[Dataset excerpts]

%%

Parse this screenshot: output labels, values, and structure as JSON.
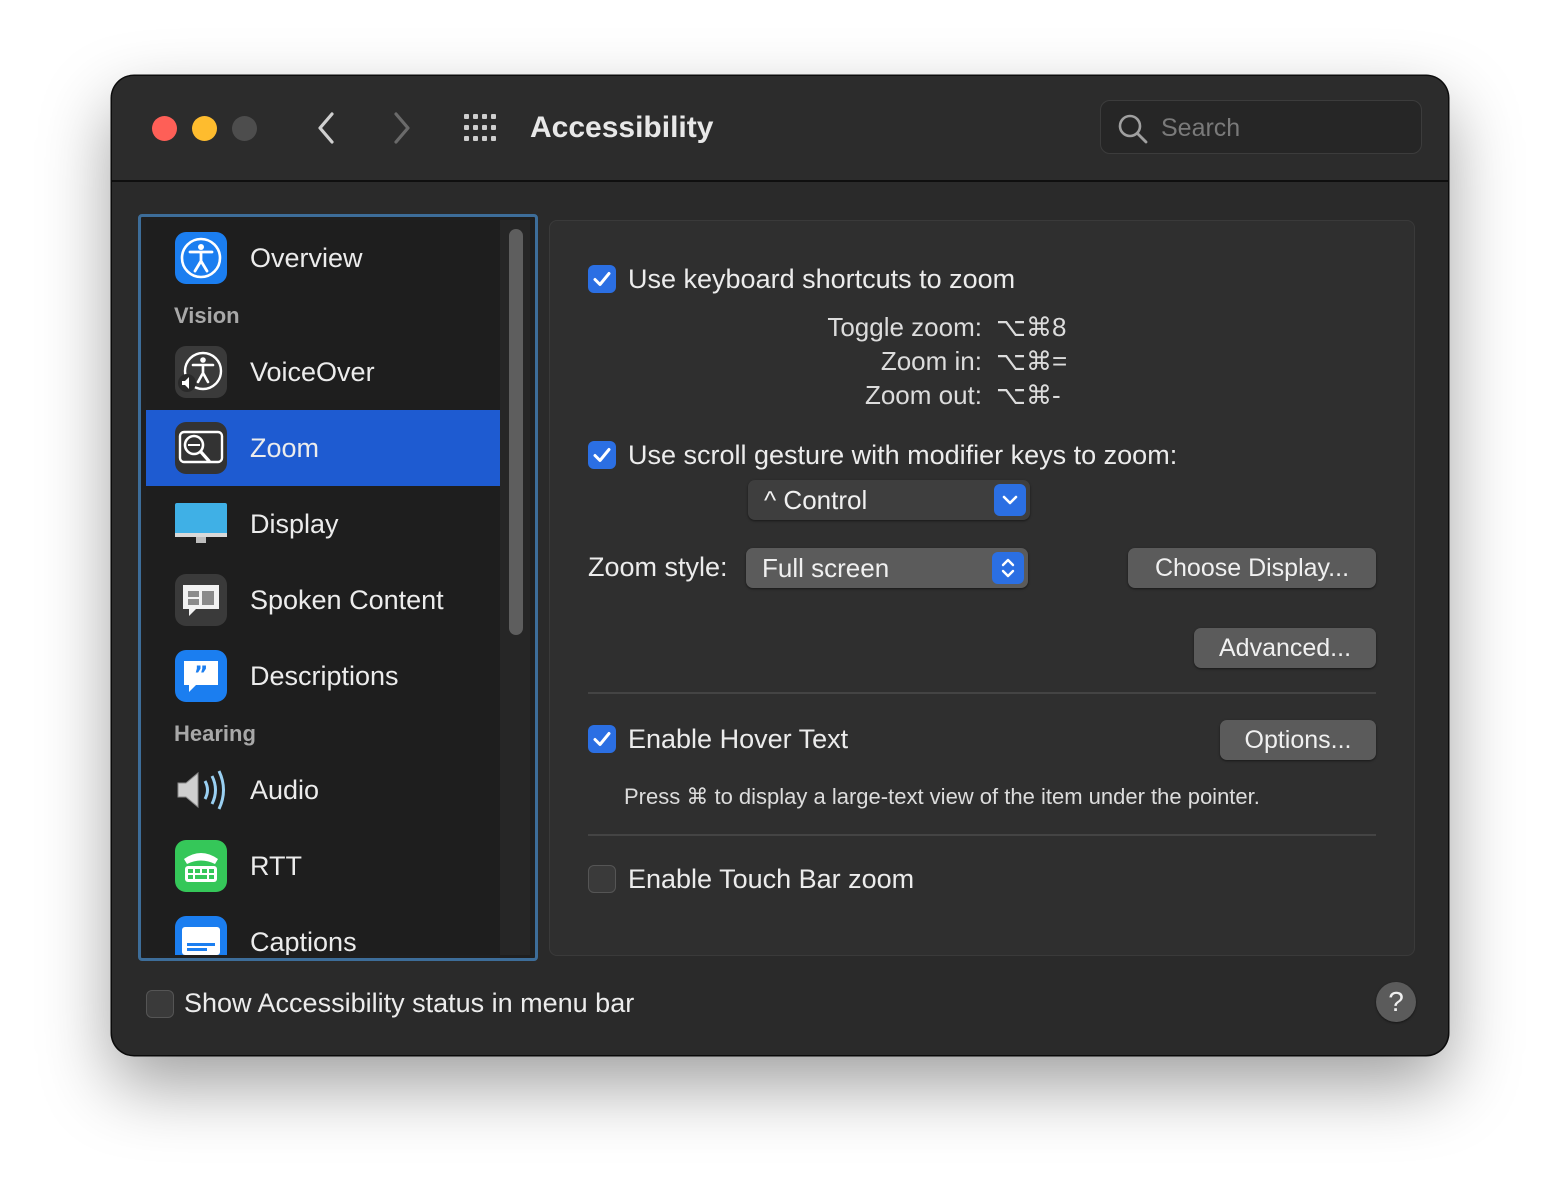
{
  "window": {
    "title": "Accessibility",
    "search_placeholder": "Search"
  },
  "sidebar": {
    "items": [
      {
        "id": "overview",
        "label": "Overview",
        "icon": "accessibility-icon"
      },
      {
        "id": "voiceover",
        "label": "VoiceOver",
        "icon": "voiceover-icon"
      },
      {
        "id": "zoom",
        "label": "Zoom",
        "icon": "zoom-icon",
        "selected": true
      },
      {
        "id": "display",
        "label": "Display",
        "icon": "display-icon"
      },
      {
        "id": "spoken-content",
        "label": "Spoken Content",
        "icon": "speech-bubble-icon"
      },
      {
        "id": "descriptions",
        "label": "Descriptions",
        "icon": "quote-bubble-icon"
      },
      {
        "id": "audio",
        "label": "Audio",
        "icon": "speaker-icon"
      },
      {
        "id": "rtt",
        "label": "RTT",
        "icon": "tty-phone-icon"
      },
      {
        "id": "captions",
        "label": "Captions",
        "icon": "captions-icon"
      }
    ],
    "sections": {
      "vision": "Vision",
      "hearing": "Hearing"
    }
  },
  "zoom": {
    "keyboard_shortcuts": {
      "label": "Use keyboard shortcuts to zoom",
      "checked": true,
      "shortcuts": [
        {
          "label": "Toggle zoom:",
          "keys": "⌥⌘8"
        },
        {
          "label": "Zoom in:",
          "keys": "⌥⌘="
        },
        {
          "label": "Zoom out:",
          "keys": "⌥⌘-"
        }
      ]
    },
    "scroll_gesture": {
      "label": "Use scroll gesture with modifier keys to zoom:",
      "checked": true,
      "modifier_value": "^ Control"
    },
    "zoom_style": {
      "label": "Zoom style:",
      "value": "Full screen"
    },
    "choose_display_label": "Choose Display...",
    "advanced_label": "Advanced...",
    "hover_text": {
      "label": "Enable Hover Text",
      "checked": true,
      "options_label": "Options...",
      "hint": "Press ⌘ to display a large-text view of the item under the pointer."
    },
    "touch_bar": {
      "label": "Enable Touch Bar zoom",
      "checked": false
    }
  },
  "footer": {
    "status_label": "Show Accessibility status in menu bar",
    "status_checked": false,
    "help_label": "?"
  },
  "colors": {
    "accent": "#2b6fe3",
    "selection": "#1e5bd1",
    "sidebar_focus_ring": "#3d6d99"
  }
}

%%

→ **WRITTEN TASK**
Above are the records; reproduce them exactly and leave out the pictures.

→ **EXPECTED ANSWER**
Parse this screenshot: output labels, values, and structure as JSON.
{
  "window": {
    "title": "Accessibility",
    "search_placeholder": "Search"
  },
  "sidebar": {
    "items": [
      {
        "id": "overview",
        "label": "Overview",
        "icon": "accessibility-icon"
      },
      {
        "id": "voiceover",
        "label": "VoiceOver",
        "icon": "voiceover-icon"
      },
      {
        "id": "zoom",
        "label": "Zoom",
        "icon": "zoom-icon",
        "selected": true
      },
      {
        "id": "display",
        "label": "Display",
        "icon": "display-icon"
      },
      {
        "id": "spoken-content",
        "label": "Spoken Content",
        "icon": "speech-bubble-icon"
      },
      {
        "id": "descriptions",
        "label": "Descriptions",
        "icon": "quote-bubble-icon"
      },
      {
        "id": "audio",
        "label": "Audio",
        "icon": "speaker-icon"
      },
      {
        "id": "rtt",
        "label": "RTT",
        "icon": "tty-phone-icon"
      },
      {
        "id": "captions",
        "label": "Captions",
        "icon": "captions-icon"
      }
    ],
    "sections": {
      "vision": "Vision",
      "hearing": "Hearing"
    }
  },
  "zoom": {
    "keyboard_shortcuts": {
      "label": "Use keyboard shortcuts to zoom",
      "checked": true,
      "shortcuts": [
        {
          "label": "Toggle zoom:",
          "keys": "⌥⌘8"
        },
        {
          "label": "Zoom in:",
          "keys": "⌥⌘="
        },
        {
          "label": "Zoom out:",
          "keys": "⌥⌘-"
        }
      ]
    },
    "scroll_gesture": {
      "label": "Use scroll gesture with modifier keys to zoom:",
      "checked": true,
      "modifier_value": "^ Control"
    },
    "zoom_style": {
      "label": "Zoom style:",
      "value": "Full screen"
    },
    "choose_display_label": "Choose Display...",
    "advanced_label": "Advanced...",
    "hover_text": {
      "label": "Enable Hover Text",
      "checked": true,
      "options_label": "Options...",
      "hint": "Press ⌘ to display a large-text view of the item under the pointer."
    },
    "touch_bar": {
      "label": "Enable Touch Bar zoom",
      "checked": false
    }
  },
  "footer": {
    "status_label": "Show Accessibility status in menu bar",
    "status_checked": false,
    "help_label": "?"
  },
  "colors": {
    "accent": "#2b6fe3",
    "selection": "#1e5bd1",
    "sidebar_focus_ring": "#3d6d99"
  }
}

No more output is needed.